Stored data
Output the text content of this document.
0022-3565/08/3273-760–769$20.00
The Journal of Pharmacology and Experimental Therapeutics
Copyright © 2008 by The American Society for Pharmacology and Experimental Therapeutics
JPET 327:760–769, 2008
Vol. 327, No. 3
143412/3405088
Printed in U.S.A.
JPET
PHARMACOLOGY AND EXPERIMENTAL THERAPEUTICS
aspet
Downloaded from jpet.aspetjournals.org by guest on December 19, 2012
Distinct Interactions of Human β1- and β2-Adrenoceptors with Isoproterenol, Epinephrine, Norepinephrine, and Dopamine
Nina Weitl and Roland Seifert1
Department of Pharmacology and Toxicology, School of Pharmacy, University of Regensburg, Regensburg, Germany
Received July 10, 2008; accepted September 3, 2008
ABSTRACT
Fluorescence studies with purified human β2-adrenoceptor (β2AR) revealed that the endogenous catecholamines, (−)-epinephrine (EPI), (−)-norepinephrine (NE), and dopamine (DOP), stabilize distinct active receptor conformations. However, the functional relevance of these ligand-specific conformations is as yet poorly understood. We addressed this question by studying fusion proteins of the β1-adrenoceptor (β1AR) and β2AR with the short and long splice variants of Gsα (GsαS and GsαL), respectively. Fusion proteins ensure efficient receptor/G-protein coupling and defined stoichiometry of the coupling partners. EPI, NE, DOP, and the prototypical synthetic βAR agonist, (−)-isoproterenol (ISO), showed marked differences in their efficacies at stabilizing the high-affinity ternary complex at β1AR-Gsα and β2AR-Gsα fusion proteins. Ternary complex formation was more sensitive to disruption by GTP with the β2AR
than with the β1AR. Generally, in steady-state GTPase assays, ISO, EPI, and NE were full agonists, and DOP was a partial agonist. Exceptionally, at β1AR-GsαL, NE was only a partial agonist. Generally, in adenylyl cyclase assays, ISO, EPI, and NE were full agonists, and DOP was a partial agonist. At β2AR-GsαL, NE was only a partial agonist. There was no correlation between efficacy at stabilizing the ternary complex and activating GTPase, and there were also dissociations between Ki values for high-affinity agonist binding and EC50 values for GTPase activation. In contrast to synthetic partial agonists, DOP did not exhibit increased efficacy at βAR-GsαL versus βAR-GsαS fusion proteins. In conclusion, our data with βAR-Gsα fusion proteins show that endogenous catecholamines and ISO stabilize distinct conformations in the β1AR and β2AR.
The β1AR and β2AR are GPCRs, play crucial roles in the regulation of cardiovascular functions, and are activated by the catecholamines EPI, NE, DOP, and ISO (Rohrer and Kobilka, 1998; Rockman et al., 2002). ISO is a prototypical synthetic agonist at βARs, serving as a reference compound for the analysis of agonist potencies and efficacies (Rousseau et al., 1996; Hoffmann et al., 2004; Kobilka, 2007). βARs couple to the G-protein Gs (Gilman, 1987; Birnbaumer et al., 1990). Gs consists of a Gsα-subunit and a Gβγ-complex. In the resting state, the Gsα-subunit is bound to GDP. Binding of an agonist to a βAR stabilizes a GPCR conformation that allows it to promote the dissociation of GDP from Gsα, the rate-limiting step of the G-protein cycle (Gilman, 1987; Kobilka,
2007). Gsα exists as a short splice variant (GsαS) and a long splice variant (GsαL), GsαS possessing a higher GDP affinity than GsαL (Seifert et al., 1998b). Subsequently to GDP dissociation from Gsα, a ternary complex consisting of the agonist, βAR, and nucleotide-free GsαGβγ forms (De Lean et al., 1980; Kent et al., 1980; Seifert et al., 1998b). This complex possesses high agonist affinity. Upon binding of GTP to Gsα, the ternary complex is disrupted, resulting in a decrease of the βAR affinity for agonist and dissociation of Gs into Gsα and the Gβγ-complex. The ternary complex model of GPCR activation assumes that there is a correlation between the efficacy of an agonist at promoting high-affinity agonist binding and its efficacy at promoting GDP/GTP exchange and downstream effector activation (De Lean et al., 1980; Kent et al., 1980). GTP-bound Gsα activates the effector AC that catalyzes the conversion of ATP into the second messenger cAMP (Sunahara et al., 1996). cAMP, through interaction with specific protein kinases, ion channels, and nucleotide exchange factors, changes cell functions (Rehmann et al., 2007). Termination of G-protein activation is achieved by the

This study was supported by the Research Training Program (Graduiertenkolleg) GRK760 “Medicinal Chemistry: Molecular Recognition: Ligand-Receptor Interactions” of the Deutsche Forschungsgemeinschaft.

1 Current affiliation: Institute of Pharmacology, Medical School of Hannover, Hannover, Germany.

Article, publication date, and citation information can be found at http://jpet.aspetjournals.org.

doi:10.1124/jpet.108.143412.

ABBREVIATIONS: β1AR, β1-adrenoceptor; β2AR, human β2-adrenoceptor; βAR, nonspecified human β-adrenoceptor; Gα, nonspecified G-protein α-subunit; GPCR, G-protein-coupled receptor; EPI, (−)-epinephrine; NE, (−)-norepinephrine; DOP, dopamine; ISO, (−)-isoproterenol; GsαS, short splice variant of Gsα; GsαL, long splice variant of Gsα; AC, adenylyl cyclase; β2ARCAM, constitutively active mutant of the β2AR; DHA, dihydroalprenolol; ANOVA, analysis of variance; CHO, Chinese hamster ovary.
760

TASK DIRECTIONS
Take every line from the data that contains the word "fusion".

RESULT OF THIS EXERCISE
Fluorescence studies with purified human β2-adrenoceptor (β2AR) revealed that the endogenous catecholamines, (−)-epinephrine (EPI), (−)-norepinephrine (NE), and dopamine (DOP), stabilize distinct active receptor conformations. However, the functional relevance of these ligand-specific conformations is as yet poorly understood. We addressed this question by studying fusion proteins of the β1-adrenoceptor (β1AR) and β2AR with the short and long splice variants of Gsα (GsαS and GsαL), respectively. Fusion proteins ensure efficient receptor/G-protein coupling and defined stoichiometry of the coupling partners. EPI, NE, DOP, and the prototypical synthetic βAR agonist, (−)-isoproterenol (ISO), showed marked differences in their efficacies at stabilizing the high-affinity ternary complex at β1AR-Gsα and β2AR-Gsα fusion proteins. Ternary complex formation was more sensitive to disruption by GTP with the β2AR
than with the β1AR. Generally, in steady-state GTPase assays, ISO, EPI, and NE were full agonists, and DOP was a partial agonist. Exceptionally, at β1AR-GsαL, NE was only a partial agonist. Generally, in adenylyl cyclase assays, ISO, EPI, and NE were full agonists, and DOP was a partial agonist. At β2AR-GsαL, NE was only a partial agonist. There was no correlation between efficacy at stabilizing the ternary complex and activating GTPase, and there were also dissociations between Ki values for high-affinity agonist binding and EC50 values for GTPase activation. In contrast to synthetic partial agonists, DOP did not exhibit increased efficacy at βAR-GsαL versus βAR-GsαS fusion proteins. In conclusion, our data with βAR-Gsα fusion proteins show that endogenous catecholamines and ISO stabilize distinct conformations in the β1AR and β2AR.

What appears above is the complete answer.